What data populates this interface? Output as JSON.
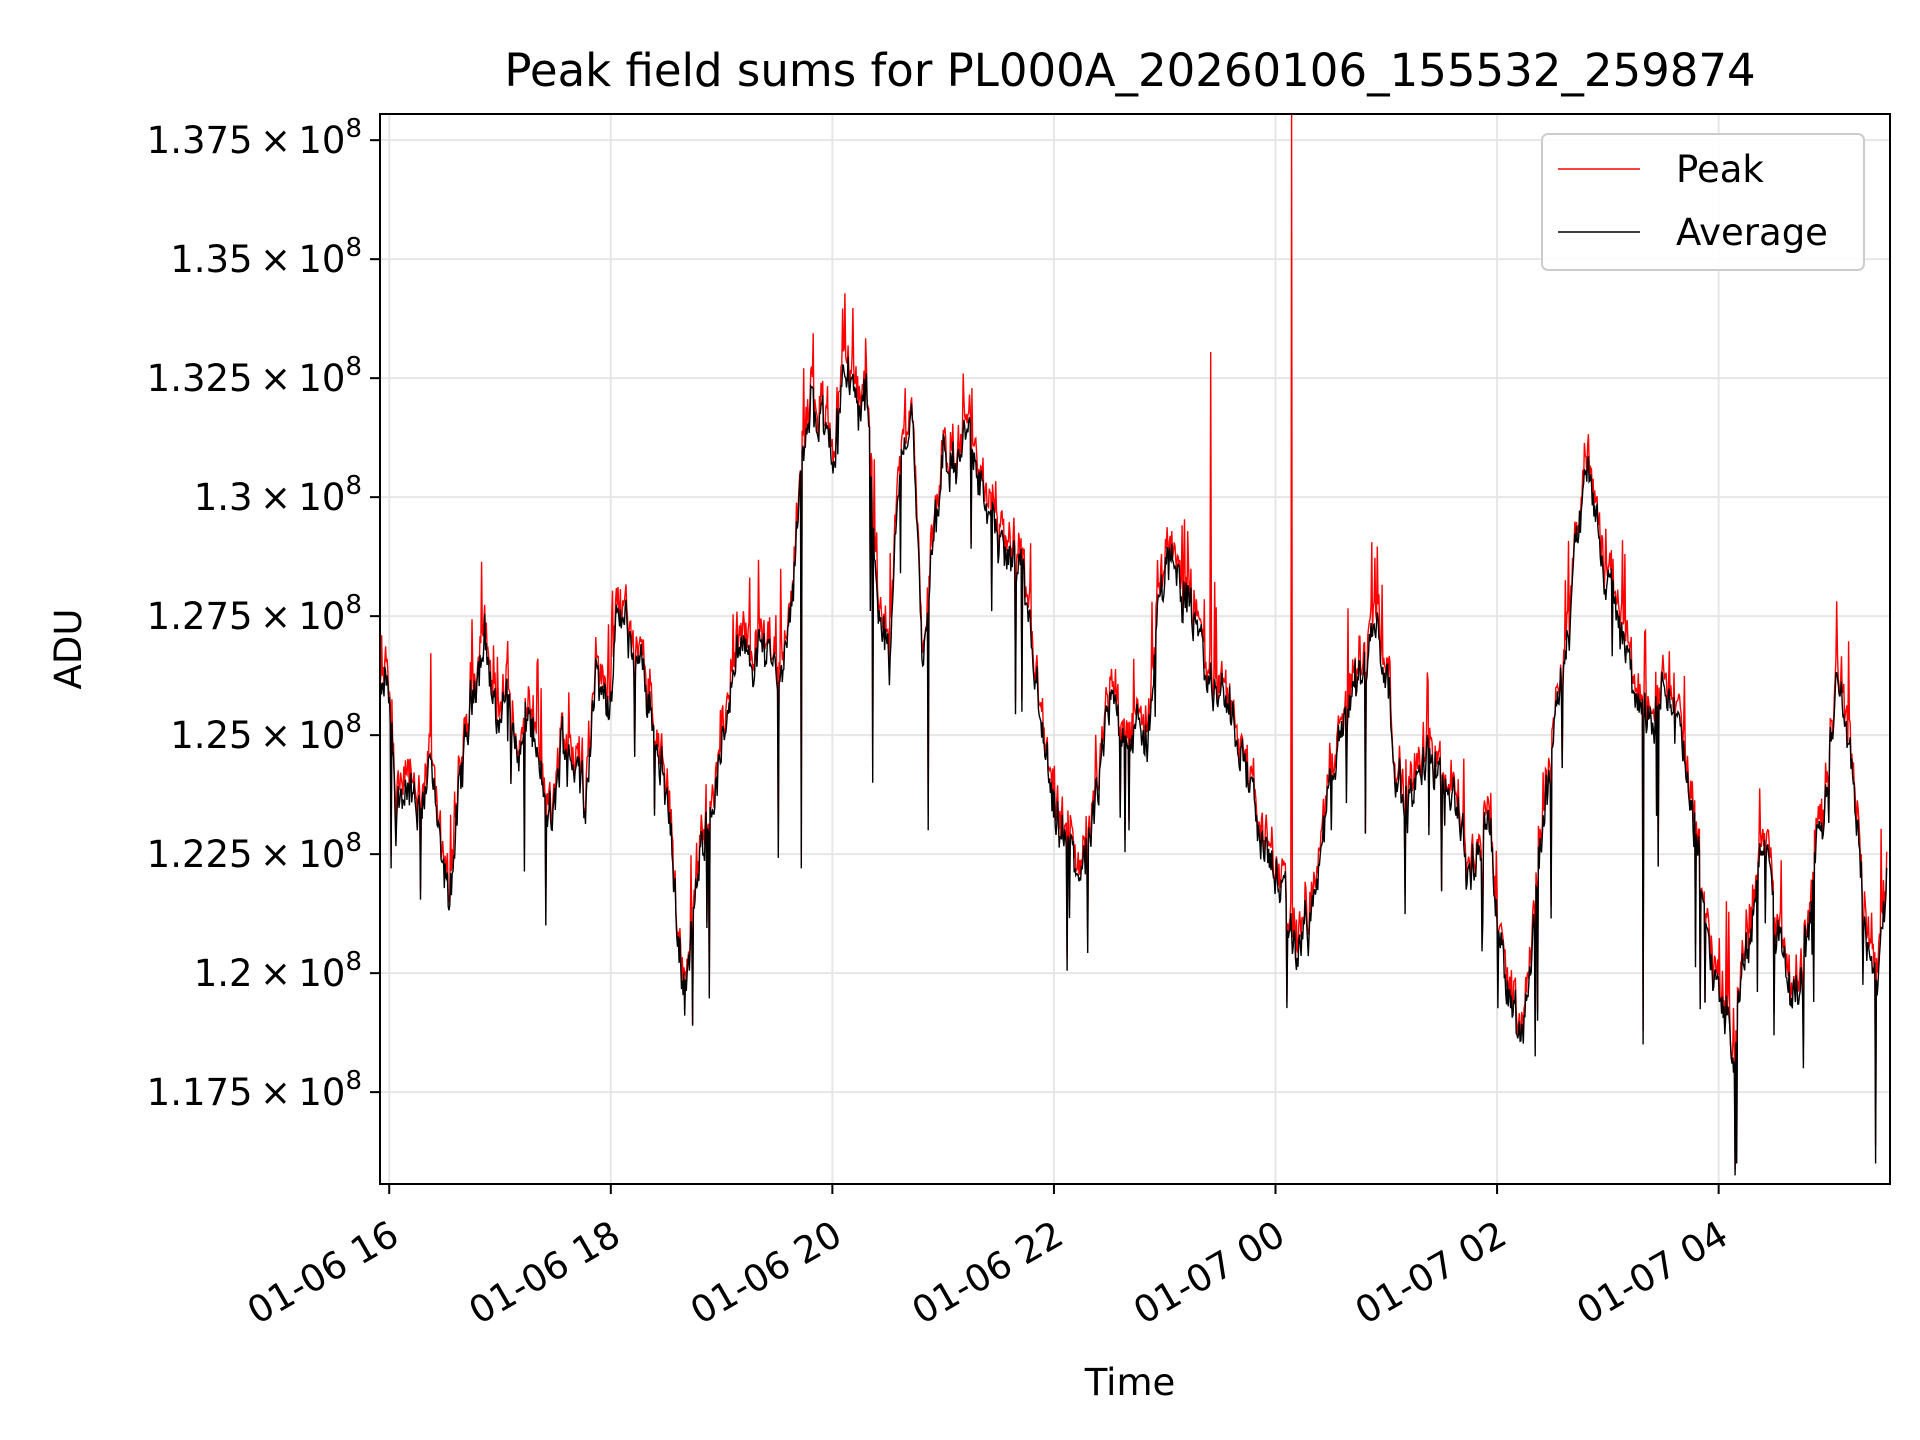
{
  "chart_data": {
    "type": "line",
    "title": "Peak field sums for PL000A_20260106_155532_259874",
    "xlabel": "Time",
    "ylabel": "ADU",
    "x_unit": "hours since 01-06 15:55",
    "xlim": [
      0,
      13.63
    ],
    "ylim": [
      115570000.0,
      138050000.0
    ],
    "x_ticks": [
      {
        "label": "01-06 16",
        "value": 0.0833
      },
      {
        "label": "01-06 18",
        "value": 2.0833
      },
      {
        "label": "01-06 20",
        "value": 4.0833
      },
      {
        "label": "01-06 22",
        "value": 6.0833
      },
      {
        "label": "01-07 00",
        "value": 8.0833
      },
      {
        "label": "01-07 02",
        "value": 10.0833
      },
      {
        "label": "01-07 04",
        "value": 12.0833
      }
    ],
    "y_ticks": [
      {
        "value": 117500000.0,
        "mantissa": "1.175"
      },
      {
        "value": 120000000.0,
        "mantissa": "1.2"
      },
      {
        "value": 122500000.0,
        "mantissa": "1.225"
      },
      {
        "value": 125000000.0,
        "mantissa": "1.25"
      },
      {
        "value": 127500000.0,
        "mantissa": "1.275"
      },
      {
        "value": 130000000.0,
        "mantissa": "1.3"
      },
      {
        "value": 132500000.0,
        "mantissa": "1.325"
      },
      {
        "value": 135000000.0,
        "mantissa": "1.35"
      },
      {
        "value": 137500000.0,
        "mantissa": "1.375"
      }
    ],
    "y_tick_times": "×",
    "y_tick_base": "10",
    "y_tick_exponent": "8",
    "grid": true,
    "legend_position": "top-right",
    "series": [
      {
        "name": "Peak",
        "color": "#ff0000",
        "spikes": [
          {
            "x": 7.5,
            "y": 133050000.0
          },
          {
            "x": 8.23,
            "y": 138050000.0
          }
        ]
      },
      {
        "name": "Average",
        "color": "#000000"
      }
    ],
    "anchors": [
      [
        0.0,
        125500000.0
      ],
      [
        0.06,
        126200000.0
      ],
      [
        0.15,
        123500000.0
      ],
      [
        0.25,
        124000000.0
      ],
      [
        0.35,
        123200000.0
      ],
      [
        0.45,
        124500000.0
      ],
      [
        0.55,
        122300000.0
      ],
      [
        0.62,
        121500000.0
      ],
      [
        0.72,
        123800000.0
      ],
      [
        0.85,
        126200000.0
      ],
      [
        0.95,
        127000000.0
      ],
      [
        1.05,
        125200000.0
      ],
      [
        1.15,
        126000000.0
      ],
      [
        1.25,
        124500000.0
      ],
      [
        1.35,
        125500000.0
      ],
      [
        1.45,
        124000000.0
      ],
      [
        1.55,
        123000000.0
      ],
      [
        1.65,
        125000000.0
      ],
      [
        1.75,
        124500000.0
      ],
      [
        1.85,
        123800000.0
      ],
      [
        1.95,
        126200000.0
      ],
      [
        2.05,
        125500000.0
      ],
      [
        2.15,
        127500000.0
      ],
      [
        2.25,
        127000000.0
      ],
      [
        2.38,
        126200000.0
      ],
      [
        2.5,
        125000000.0
      ],
      [
        2.6,
        123500000.0
      ],
      [
        2.68,
        121200000.0
      ],
      [
        2.75,
        119400000.0
      ],
      [
        2.82,
        121000000.0
      ],
      [
        2.9,
        122500000.0
      ],
      [
        3.0,
        123500000.0
      ],
      [
        3.1,
        124800000.0
      ],
      [
        3.2,
        126800000.0
      ],
      [
        3.35,
        126500000.0
      ],
      [
        3.5,
        127000000.0
      ],
      [
        3.6,
        126200000.0
      ],
      [
        3.7,
        127500000.0
      ],
      [
        3.8,
        130500000.0
      ],
      [
        3.9,
        132000000.0
      ],
      [
        4.0,
        131500000.0
      ],
      [
        4.1,
        131000000.0
      ],
      [
        4.2,
        133000000.0
      ],
      [
        4.3,
        131800000.0
      ],
      [
        4.4,
        132000000.0
      ],
      [
        4.5,
        127500000.0
      ],
      [
        4.6,
        126500000.0
      ],
      [
        4.7,
        131000000.0
      ],
      [
        4.8,
        131800000.0
      ],
      [
        4.9,
        126500000.0
      ],
      [
        5.0,
        129000000.0
      ],
      [
        5.1,
        131000000.0
      ],
      [
        5.2,
        130500000.0
      ],
      [
        5.3,
        131500000.0
      ],
      [
        5.4,
        130500000.0
      ],
      [
        5.5,
        129500000.0
      ],
      [
        5.6,
        129000000.0
      ],
      [
        5.7,
        128500000.0
      ],
      [
        5.8,
        128200000.0
      ],
      [
        5.9,
        126500000.0
      ],
      [
        6.0,
        124500000.0
      ],
      [
        6.1,
        123000000.0
      ],
      [
        6.2,
        122600000.0
      ],
      [
        6.32,
        122200000.0
      ],
      [
        6.42,
        122800000.0
      ],
      [
        6.52,
        124500000.0
      ],
      [
        6.6,
        125800000.0
      ],
      [
        6.72,
        125200000.0
      ],
      [
        6.82,
        125000000.0
      ],
      [
        6.92,
        124800000.0
      ],
      [
        7.0,
        127000000.0
      ],
      [
        7.1,
        128800000.0
      ],
      [
        7.2,
        128500000.0
      ],
      [
        7.3,
        127800000.0
      ],
      [
        7.4,
        126800000.0
      ],
      [
        7.5,
        126000000.0
      ],
      [
        7.6,
        126000000.0
      ],
      [
        7.75,
        125000000.0
      ],
      [
        7.85,
        124000000.0
      ],
      [
        7.95,
        122800000.0
      ],
      [
        8.05,
        122300000.0
      ],
      [
        8.15,
        121500000.0
      ],
      [
        8.25,
        120500000.0
      ],
      [
        8.38,
        121000000.0
      ],
      [
        8.48,
        122200000.0
      ],
      [
        8.58,
        124000000.0
      ],
      [
        8.7,
        125000000.0
      ],
      [
        8.8,
        126200000.0
      ],
      [
        8.9,
        126500000.0
      ],
      [
        9.0,
        127500000.0
      ],
      [
        9.1,
        126000000.0
      ],
      [
        9.22,
        123500000.0
      ],
      [
        9.35,
        123800000.0
      ],
      [
        9.48,
        124800000.0
      ],
      [
        9.6,
        124000000.0
      ],
      [
        9.72,
        123800000.0
      ],
      [
        9.82,
        122000000.0
      ],
      [
        9.92,
        122500000.0
      ],
      [
        10.0,
        123500000.0
      ],
      [
        10.1,
        121000000.0
      ],
      [
        10.2,
        119500000.0
      ],
      [
        10.3,
        118700000.0
      ],
      [
        10.4,
        120500000.0
      ],
      [
        10.5,
        123200000.0
      ],
      [
        10.6,
        125000000.0
      ],
      [
        10.7,
        126500000.0
      ],
      [
        10.8,
        129000000.0
      ],
      [
        10.9,
        130500000.0
      ],
      [
        11.0,
        129200000.0
      ],
      [
        11.1,
        128000000.0
      ],
      [
        11.2,
        127200000.0
      ],
      [
        11.3,
        126200000.0
      ],
      [
        11.4,
        125500000.0
      ],
      [
        11.5,
        125000000.0
      ],
      [
        11.6,
        126000000.0
      ],
      [
        11.7,
        125500000.0
      ],
      [
        11.8,
        124000000.0
      ],
      [
        11.9,
        122500000.0
      ],
      [
        12.0,
        120500000.0
      ],
      [
        12.1,
        119500000.0
      ],
      [
        12.2,
        118500000.0
      ],
      [
        12.3,
        120000000.0
      ],
      [
        12.4,
        121200000.0
      ],
      [
        12.5,
        123000000.0
      ],
      [
        12.6,
        121000000.0
      ],
      [
        12.72,
        119500000.0
      ],
      [
        12.85,
        120000000.0
      ],
      [
        12.95,
        122500000.0
      ],
      [
        13.05,
        124000000.0
      ],
      [
        13.15,
        126000000.0
      ],
      [
        13.25,
        125000000.0
      ],
      [
        13.35,
        123000000.0
      ],
      [
        13.42,
        120500000.0
      ],
      [
        13.52,
        119500000.0
      ],
      [
        13.6,
        122000000.0
      ]
    ],
    "noise_amplitude": 450000.0,
    "dips": [
      [
        0.1,
        122200000.0
      ],
      [
        1.5,
        121000000.0
      ],
      [
        3.8,
        122200000.0
      ],
      [
        4.45,
        124000000.0
      ],
      [
        4.95,
        123000000.0
      ],
      [
        10.45,
        119000000.0
      ],
      [
        11.4,
        118500000.0
      ],
      [
        12.25,
        116000000.0
      ],
      [
        12.85,
        118000000.0
      ],
      [
        13.5,
        116000000.0
      ]
    ]
  }
}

- - - - -

# STATED PROBLEM:
Show all lines in the entries above where the word "Peak" appears.

# CORRECT RESULT:
    "title": "Peak field sums for PL000A_20260106_155532_259874",
        "name": "Peak",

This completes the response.